Stated task ▸
State the number of lines below in which the word "przycięta" appears. Nothing else belongs in the answer.

——————

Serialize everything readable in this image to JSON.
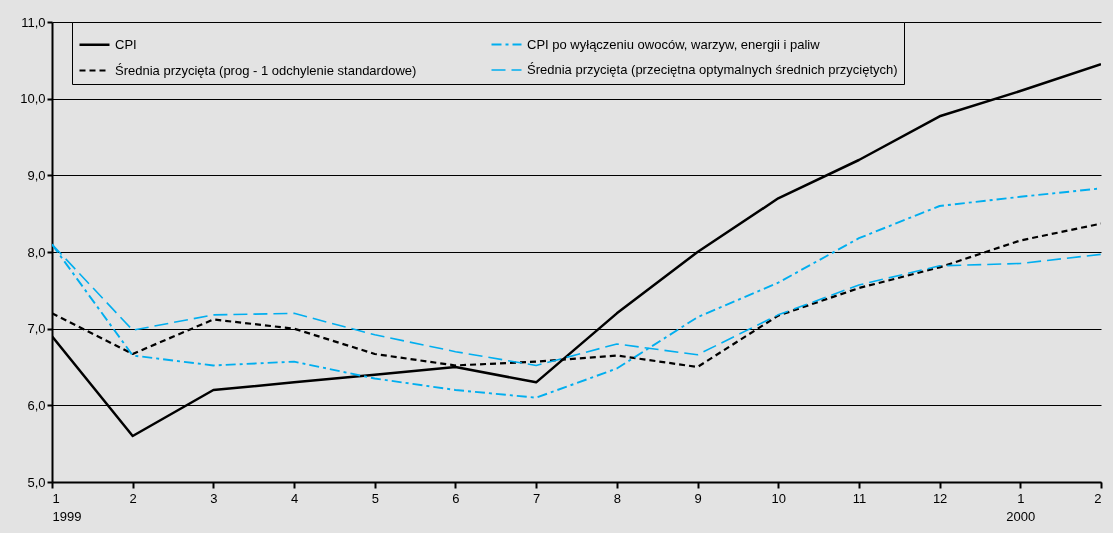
{
  "chart_data": {
    "type": "line",
    "categories": [
      "1\n1999",
      "2",
      "3",
      "4",
      "5",
      "6",
      "7",
      "8",
      "9",
      "10",
      "11",
      "12",
      "1\n2000",
      "2"
    ],
    "series": [
      {
        "name": "CPI",
        "color": "#000000",
        "line_style": "solid",
        "values": [
          6.9,
          5.6,
          6.2,
          6.3,
          6.4,
          6.5,
          6.3,
          7.2,
          8.0,
          8.7,
          9.2,
          9.77,
          10.1,
          10.45
        ]
      },
      {
        "name": "Średnia przycięta (prog - 1 odchylenie standardowe)",
        "color": "#000000",
        "line_style": "dashed",
        "values": [
          7.2,
          6.67,
          7.12,
          7.0,
          6.67,
          6.52,
          6.57,
          6.65,
          6.5,
          7.17,
          7.53,
          7.8,
          8.15,
          8.37
        ]
      },
      {
        "name": "CPI po wyłączeniu owoców, warzyw, energii i paliw",
        "color": "#00aeef",
        "line_style": "dashdot",
        "values": [
          8.1,
          6.65,
          6.52,
          6.57,
          6.35,
          6.2,
          6.1,
          6.48,
          7.15,
          7.6,
          8.18,
          8.6,
          8.72,
          8.83
        ]
      },
      {
        "name": "Średnia przycięta (przeciętna optymalnych średnich przyciętych)",
        "color": "#00aeef",
        "line_style": "longdash",
        "values": [
          8.1,
          6.98,
          7.18,
          7.2,
          6.92,
          6.7,
          6.52,
          6.8,
          6.66,
          7.18,
          7.57,
          7.82,
          7.85,
          7.97
        ]
      }
    ],
    "ylim": [
      5,
      11
    ],
    "yticks": [
      {
        "value": 5,
        "label": "5,0"
      },
      {
        "value": 6,
        "label": "6,0"
      },
      {
        "value": 7,
        "label": "7,0"
      },
      {
        "value": 8,
        "label": "8,0"
      },
      {
        "value": 9,
        "label": "9,0"
      },
      {
        "value": 10,
        "label": "10,0"
      },
      {
        "value": 11,
        "label": "11,0"
      }
    ],
    "grid": "y",
    "legend": "top",
    "marker": "none"
  }
}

——————

Right answer ▸
2